Figure data in JSON:
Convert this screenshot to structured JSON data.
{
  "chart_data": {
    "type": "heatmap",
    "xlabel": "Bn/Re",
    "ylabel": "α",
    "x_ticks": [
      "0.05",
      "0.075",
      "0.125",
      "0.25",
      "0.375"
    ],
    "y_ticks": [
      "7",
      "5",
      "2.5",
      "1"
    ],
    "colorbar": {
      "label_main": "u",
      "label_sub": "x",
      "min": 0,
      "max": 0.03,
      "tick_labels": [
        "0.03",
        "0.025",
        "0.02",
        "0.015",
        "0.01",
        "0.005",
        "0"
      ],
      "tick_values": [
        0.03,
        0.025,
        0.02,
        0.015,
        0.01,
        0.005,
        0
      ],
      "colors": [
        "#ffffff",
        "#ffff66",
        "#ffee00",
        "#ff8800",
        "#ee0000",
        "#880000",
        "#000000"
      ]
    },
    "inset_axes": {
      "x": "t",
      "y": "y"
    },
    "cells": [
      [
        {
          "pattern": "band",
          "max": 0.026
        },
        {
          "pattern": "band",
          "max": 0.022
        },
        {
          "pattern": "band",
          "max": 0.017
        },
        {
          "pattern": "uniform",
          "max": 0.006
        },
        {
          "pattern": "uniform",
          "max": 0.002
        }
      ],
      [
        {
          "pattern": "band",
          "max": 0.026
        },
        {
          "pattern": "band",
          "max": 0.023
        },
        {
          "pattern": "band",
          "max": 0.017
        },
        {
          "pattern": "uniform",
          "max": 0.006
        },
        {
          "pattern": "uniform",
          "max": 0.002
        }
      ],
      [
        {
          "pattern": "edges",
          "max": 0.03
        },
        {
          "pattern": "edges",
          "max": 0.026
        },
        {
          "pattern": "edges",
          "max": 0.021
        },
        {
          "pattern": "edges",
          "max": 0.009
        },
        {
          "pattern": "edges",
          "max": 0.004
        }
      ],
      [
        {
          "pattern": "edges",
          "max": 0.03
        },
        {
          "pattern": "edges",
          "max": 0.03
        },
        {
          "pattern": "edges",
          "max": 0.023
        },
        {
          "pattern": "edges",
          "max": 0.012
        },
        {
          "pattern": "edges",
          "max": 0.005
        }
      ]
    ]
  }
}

WHAT YOU WILL DO
Output all of the data again. Match it exactly.

COMPLETED TASK
Convert this screenshot to structured JSON data.
{
  "chart_data": {
    "type": "heatmap",
    "xlabel": "Bn/Re",
    "ylabel": "α",
    "x_ticks": [
      "0.05",
      "0.075",
      "0.125",
      "0.25",
      "0.375"
    ],
    "y_ticks": [
      "7",
      "5",
      "2.5",
      "1"
    ],
    "colorbar": {
      "label_main": "u",
      "label_sub": "x",
      "min": 0,
      "max": 0.03,
      "tick_labels": [
        "0.03",
        "0.025",
        "0.02",
        "0.015",
        "0.01",
        "0.005",
        "0"
      ],
      "tick_values": [
        0.03,
        0.025,
        0.02,
        0.015,
        0.01,
        0.005,
        0
      ],
      "colors": [
        "#ffffff",
        "#ffff66",
        "#ffee00",
        "#ff8800",
        "#ee0000",
        "#880000",
        "#000000"
      ]
    },
    "inset_axes": {
      "x": "t",
      "y": "y"
    },
    "cells": [
      [
        {
          "pattern": "band",
          "max": 0.026
        },
        {
          "pattern": "band",
          "max": 0.022
        },
        {
          "pattern": "band",
          "max": 0.017
        },
        {
          "pattern": "uniform",
          "max": 0.006
        },
        {
          "pattern": "uniform",
          "max": 0.002
        }
      ],
      [
        {
          "pattern": "band",
          "max": 0.026
        },
        {
          "pattern": "band",
          "max": 0.023
        },
        {
          "pattern": "band",
          "max": 0.017
        },
        {
          "pattern": "uniform",
          "max": 0.006
        },
        {
          "pattern": "uniform",
          "max": 0.002
        }
      ],
      [
        {
          "pattern": "edges",
          "max": 0.03
        },
        {
          "pattern": "edges",
          "max": 0.026
        },
        {
          "pattern": "edges",
          "max": 0.021
        },
        {
          "pattern": "edges",
          "max": 0.009
        },
        {
          "pattern": "edges",
          "max": 0.004
        }
      ],
      [
        {
          "pattern": "edges",
          "max": 0.03
        },
        {
          "pattern": "edges",
          "max": 0.03
        },
        {
          "pattern": "edges",
          "max": 0.023
        },
        {
          "pattern": "edges",
          "max": 0.012
        },
        {
          "pattern": "edges",
          "max": 0.005
        }
      ]
    ]
  }
}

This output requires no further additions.